↓
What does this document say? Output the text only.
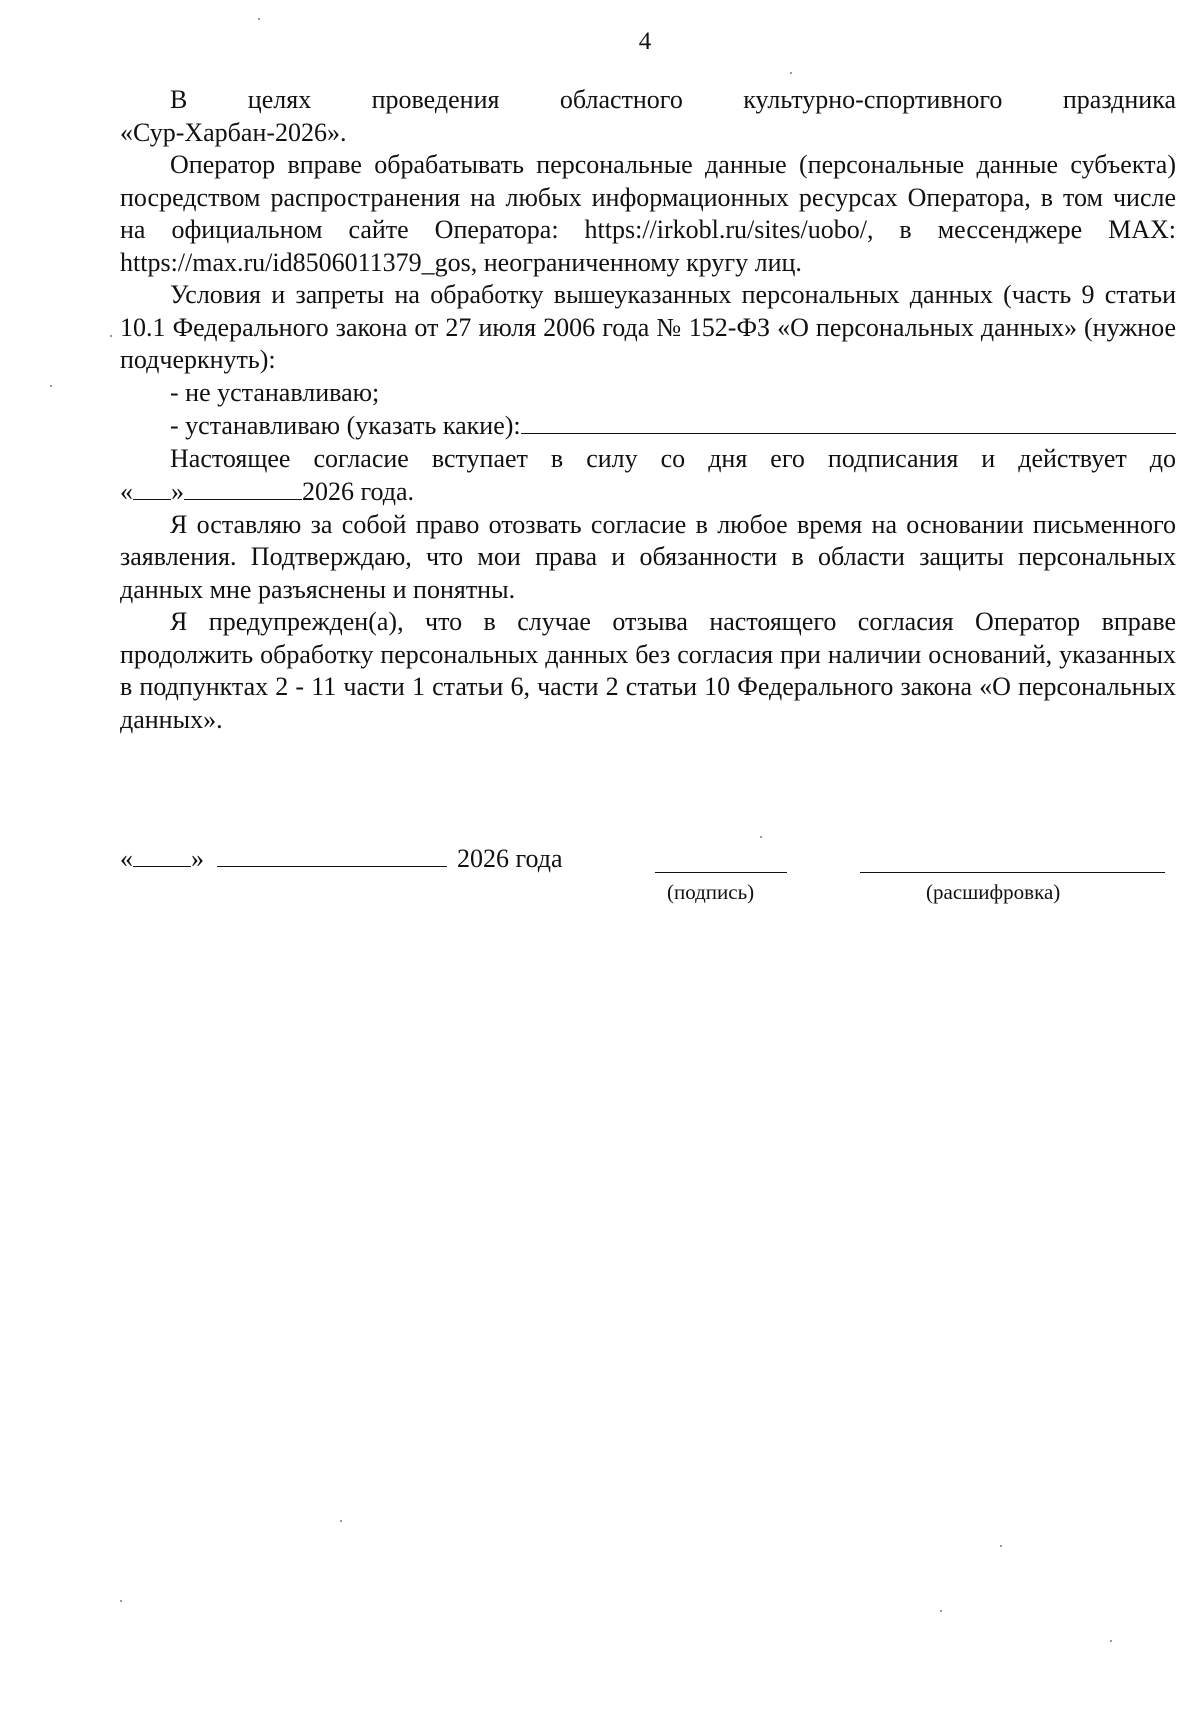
4

В целях проведения областного культурно-спортивного праздника

«Сур-Харбан-2026».

Оператор вправе обрабатывать персональные данные (персональные данные субъекта) посредством распространения на любых информационных ресурсах Оператора, в том числе на официальном сайте Оператора: https://irkobl.ru/sites/uobo/, в мессенджере MAX: https://max.ru/id8506011379_gos, неограниченному кругу лиц.

Условия и запреты на обработку вышеуказанных персональных данных (часть 9 статьи 10.1 Федерального закона от 27 июля 2006 года № 152-ФЗ «О персональных данных» (нужное подчеркнуть):

- не устанавливаю;

- устанавливаю (указать какие):

Настоящее согласие вступает в силу со дня его подписания и действует до

« »	2026 года.

Я оставляю за собой право отозвать согласие в любое время на основании письменного заявления. Подтверждаю, что мои права и обязанности в области защиты персональных данных мне разъяснены и понятны.

Я предупрежден(а), что в случае отзыва настоящего согласия Оператор вправе продолжить обработку персональных данных без согласия при наличии оснований, указанных в подпунктах 2 - 11 части 1 статьи 6, части 2 статьи 10 Федерального закона «О персональных данных».

« »	2026 года
(подпись)	(расшифровка)
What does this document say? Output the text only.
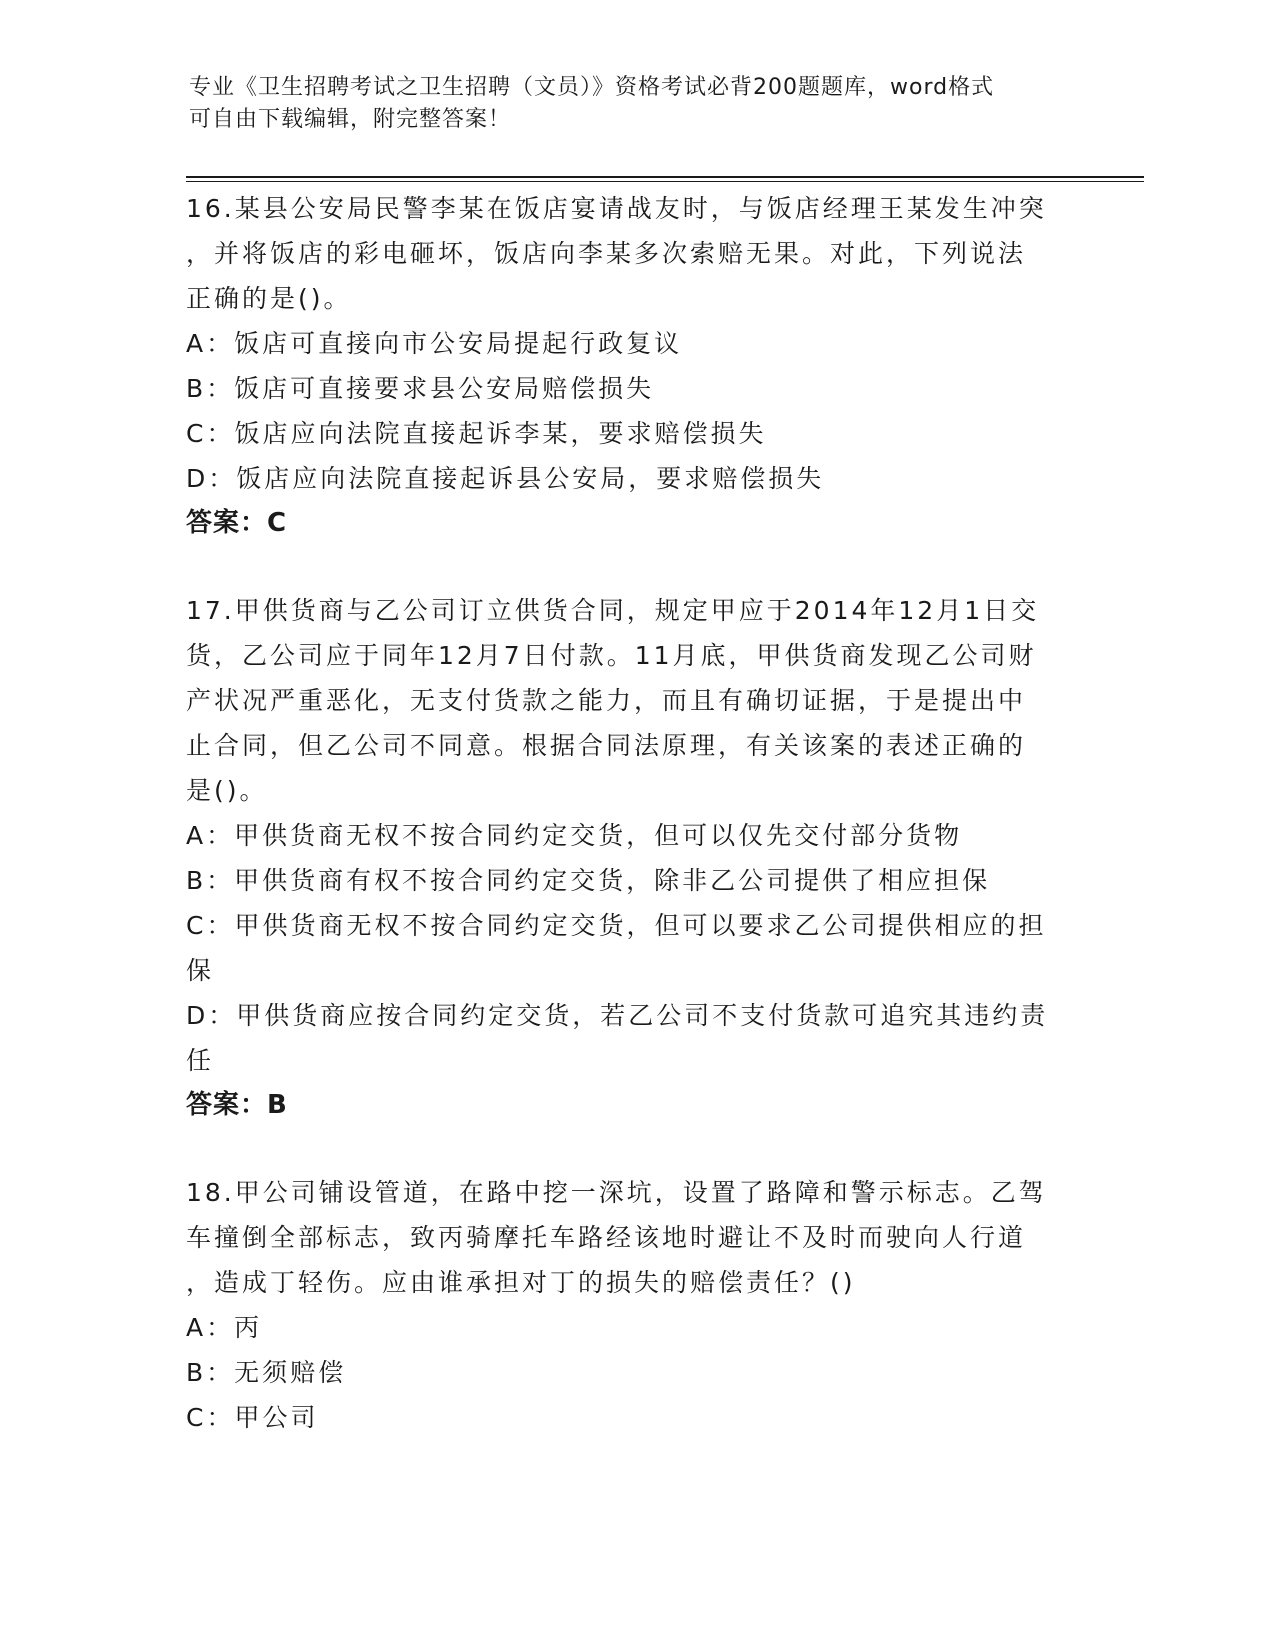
专业《卫生招聘考试之卫生招聘（文员）》资格考试必背200题题库，word格式
可自由下载编辑，附完整答案！
16.某县公安局民警李某在饭店宴请战友时，与饭店经理王某发生冲突
，并将饭店的彩电砸坏，饭店向李某多次索赔无果。对此，下列说法
正确的是()。
A：饭店可直接向市公安局提起行政复议
B：饭店可直接要求县公安局赔偿损失
C：饭店应向法院直接起诉李某，要求赔偿损失
D：饭店应向法院直接起诉县公安局，要求赔偿损失
答案：C
17.甲供货商与乙公司订立供货合同，规定甲应于2014年12月1日交
货，乙公司应于同年12月7日付款。11月底，甲供货商发现乙公司财
产状况严重恶化，无支付货款之能力，而且有确切证据，于是提出中
止合同，但乙公司不同意。根据合同法原理，有关该案的表述正确的
是()。
A：甲供货商无权不按合同约定交货，但可以仅先交付部分货物
B：甲供货商有权不按合同约定交货，除非乙公司提供了相应担保
C：甲供货商无权不按合同约定交货，但可以要求乙公司提供相应的担
保
D：甲供货商应按合同约定交货，若乙公司不支付货款可追究其违约责
任
答案：B
18.甲公司铺设管道，在路中挖一深坑，设置了路障和警示标志。乙驾
车撞倒全部标志，致丙骑摩托车路经该地时避让不及时而驶向人行道
，造成丁轻伤。应由谁承担对丁的损失的赔偿责任？()
A：丙
B：无须赔偿
C：甲公司
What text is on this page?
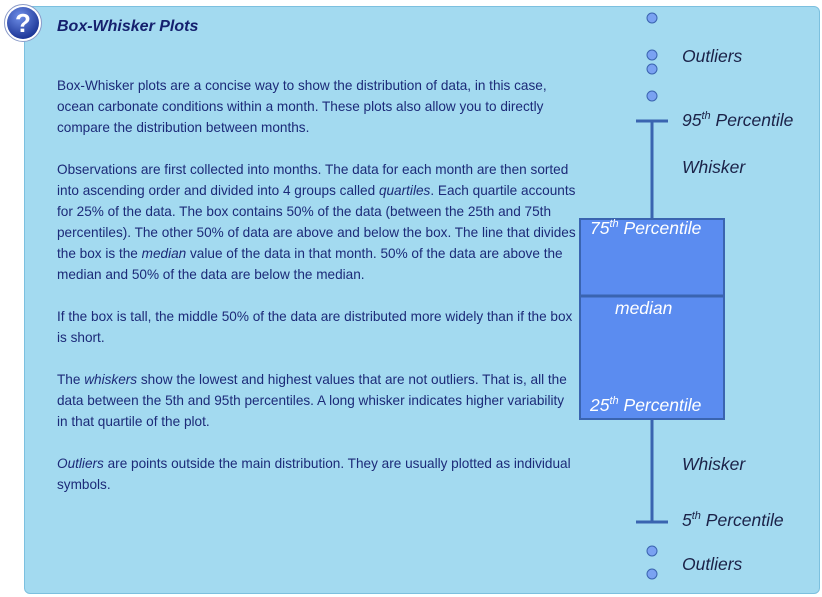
? Box-Whisker Plots

Box-Whisker plots are a concise way to show the distribution of data, in this case, ocean carbonate conditions within a month. These plots also allow you to directly compare the distribution between months.

Observations are first collected into months. The data for each month are then sorted into ascending order and divided into 4 groups called quartiles. Each quartile accounts for 25% of the data. The box contains 50% of the data (between the 25th and 75th percentiles). The other 50% of data are above and below the box. The line that divides the box is the median value of the data in that month. 50% of the data are above the median and 50% of the data are below the median.

If the box is tall, the middle 50% of the data are distributed more widely than if the box is short.

The whiskers show the lowest and highest values that are not outliers. That is, all the data between the 5th and 95th percentiles. A long whisker indicates higher variability in that quartile of the plot.

Outliers are points outside the main distribution. They are usually plotted as individual symbols.

Outliers
95th Percentile
Whisker
75th Percentile
median
25th Percentile
Whisker
5th Percentile
Outliers
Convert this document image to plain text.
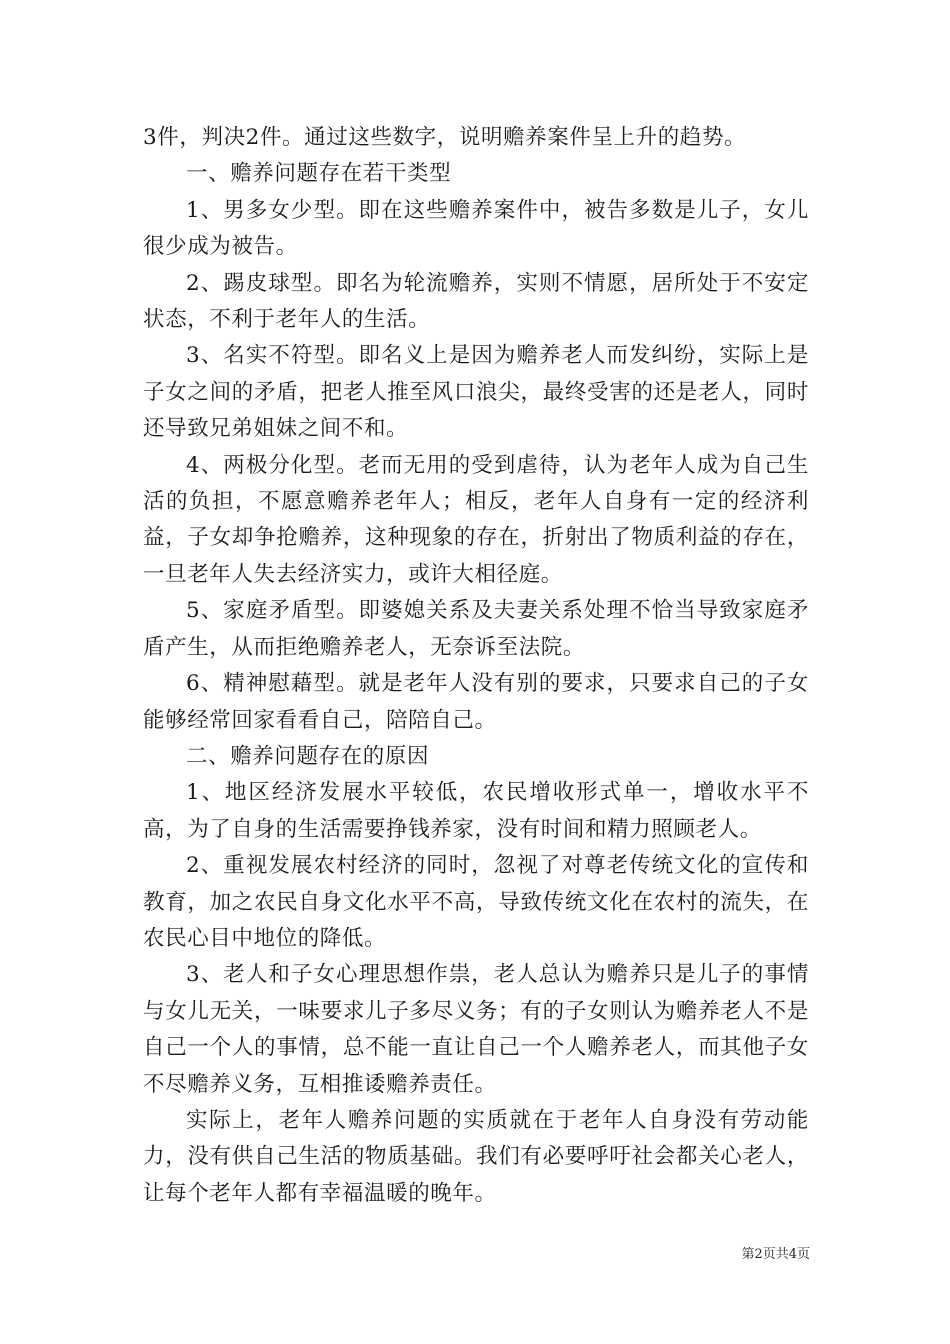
3件，判决2件。通过这些数字，说明赡养案件呈上升的趋势。

一、赡养问题存在若干类型

1、男多女少型。即在这些赡养案件中，被告多数是儿子，女儿很少成为被告。

2、踢皮球型。即名为轮流赡养，实则不情愿，居所处于不安定状态，不利于老年人的生活。

3、名实不符型。即名义上是因为赡养老人而发纠纷，实际上是子女之间的矛盾，把老人推至风口浪尖，最终受害的还是老人，同时还导致兄弟姐妹之间不和。

4、两极分化型。老而无用的受到虐待，认为老年人成为自己生活的负担，不愿意赡养老年人；相反，老年人自身有一定的经济利益，子女却争抢赡养，这种现象的存在，折射出了物质利益的存在，一旦老年人失去经济实力，或许大相径庭。

5、家庭矛盾型。即婆媳关系及夫妻关系处理不恰当导致家庭矛盾产生，从而拒绝赡养老人，无奈诉至法院。

6、精神慰藉型。就是老年人没有别的要求，只要求自己的子女能够经常回家看看自己，陪陪自己。

二、赡养问题存在的原因

1、地区经济发展水平较低，农民增收形式单一，增收水平不高，为了自身的生活需要挣钱养家，没有时间和精力照顾老人。

2、重视发展农村经济的同时，忽视了对尊老传统文化的宣传和教育，加之农民自身文化水平不高，导致传统文化在农村的流失，在农民心目中地位的降低。

3、老人和子女心理思想作祟，老人总认为赡养只是儿子的事情与女儿无关，一味要求儿子多尽义务；有的子女则认为赡养老人不是自己一个人的事情，总不能一直让自己一个人赡养老人，而其他子女不尽赡养义务，互相推诿赡养责任。

实际上，老年人赡养问题的实质就在于老年人自身没有劳动能力，没有供自己生活的物质基础。我们有必要呼吁社会都关心老人，让每个老年人都有幸福温暖的晚年。

第2页共4页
↑
- **Task goal**
Track down the lines that include the word "устанавливаю" and copy them.

- **Solution for this exercise**
- не устанавливаю;
- устанавливаю (указать какие):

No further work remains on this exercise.